___ Data to use ___

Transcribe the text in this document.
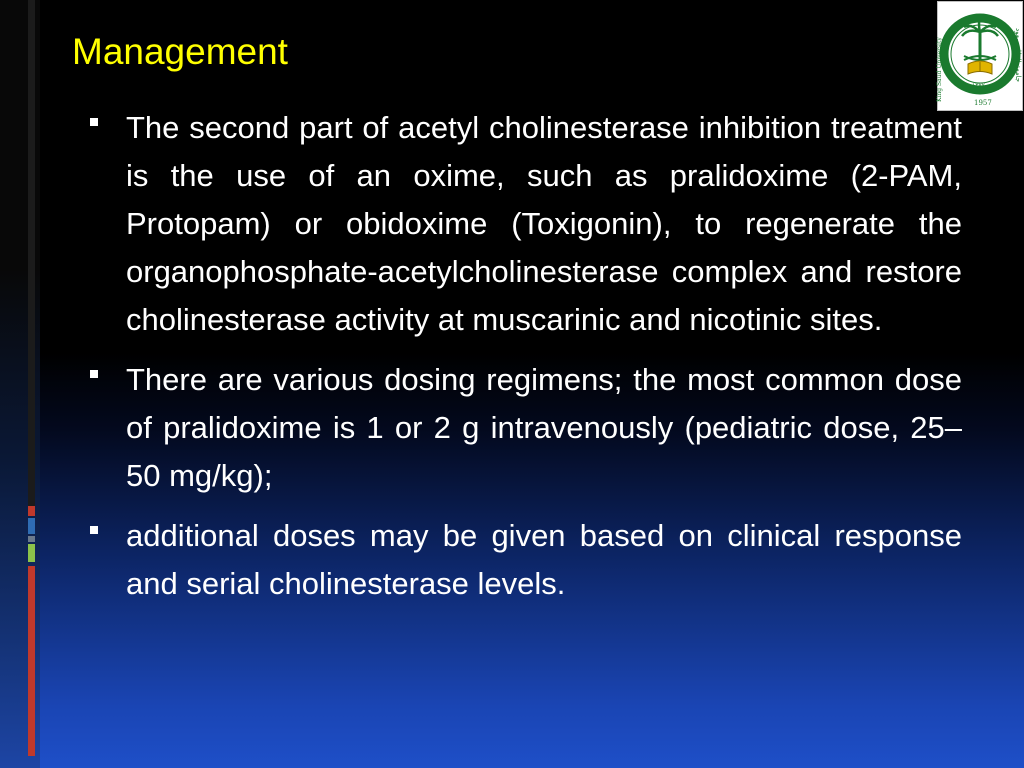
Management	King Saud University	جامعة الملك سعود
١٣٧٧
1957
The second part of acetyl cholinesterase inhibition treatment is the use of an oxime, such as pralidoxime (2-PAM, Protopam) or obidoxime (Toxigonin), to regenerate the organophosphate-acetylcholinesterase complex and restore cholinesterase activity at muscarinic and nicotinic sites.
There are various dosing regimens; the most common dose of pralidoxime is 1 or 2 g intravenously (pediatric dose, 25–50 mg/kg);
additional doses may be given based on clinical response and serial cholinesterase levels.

___
___ Data to use ___

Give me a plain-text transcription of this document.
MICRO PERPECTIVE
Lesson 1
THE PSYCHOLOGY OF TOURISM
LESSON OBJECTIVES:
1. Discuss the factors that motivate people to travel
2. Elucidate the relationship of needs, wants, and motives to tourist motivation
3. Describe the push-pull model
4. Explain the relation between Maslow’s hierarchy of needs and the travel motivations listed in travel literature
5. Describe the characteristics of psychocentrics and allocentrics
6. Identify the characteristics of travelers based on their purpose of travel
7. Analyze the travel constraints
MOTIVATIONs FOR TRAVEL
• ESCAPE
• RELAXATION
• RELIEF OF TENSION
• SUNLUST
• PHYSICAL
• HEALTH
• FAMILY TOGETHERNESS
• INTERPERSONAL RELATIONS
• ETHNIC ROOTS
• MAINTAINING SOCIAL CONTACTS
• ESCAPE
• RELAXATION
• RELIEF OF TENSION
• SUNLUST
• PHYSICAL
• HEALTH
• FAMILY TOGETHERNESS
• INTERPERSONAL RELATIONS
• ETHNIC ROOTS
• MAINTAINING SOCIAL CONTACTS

___

Problem details = Pick out each line that holds the string "Describe".

Result of the task =
3. Describe the push-pull model
5. Describe the characteristics of psychocentrics and allocentrics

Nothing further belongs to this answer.